— What the task requires —
Look through the lines of the material and count those containing "ptactva". Give that count alone.

Items from a data source:
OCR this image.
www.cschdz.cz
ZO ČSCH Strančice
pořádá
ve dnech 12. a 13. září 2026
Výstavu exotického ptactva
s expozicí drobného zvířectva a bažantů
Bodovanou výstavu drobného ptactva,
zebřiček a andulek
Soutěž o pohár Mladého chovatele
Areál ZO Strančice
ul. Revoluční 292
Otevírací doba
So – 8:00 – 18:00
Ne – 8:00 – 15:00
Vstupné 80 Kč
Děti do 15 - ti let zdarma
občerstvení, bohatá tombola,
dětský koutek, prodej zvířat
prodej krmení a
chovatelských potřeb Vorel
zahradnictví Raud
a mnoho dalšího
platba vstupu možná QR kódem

— Task answer —
2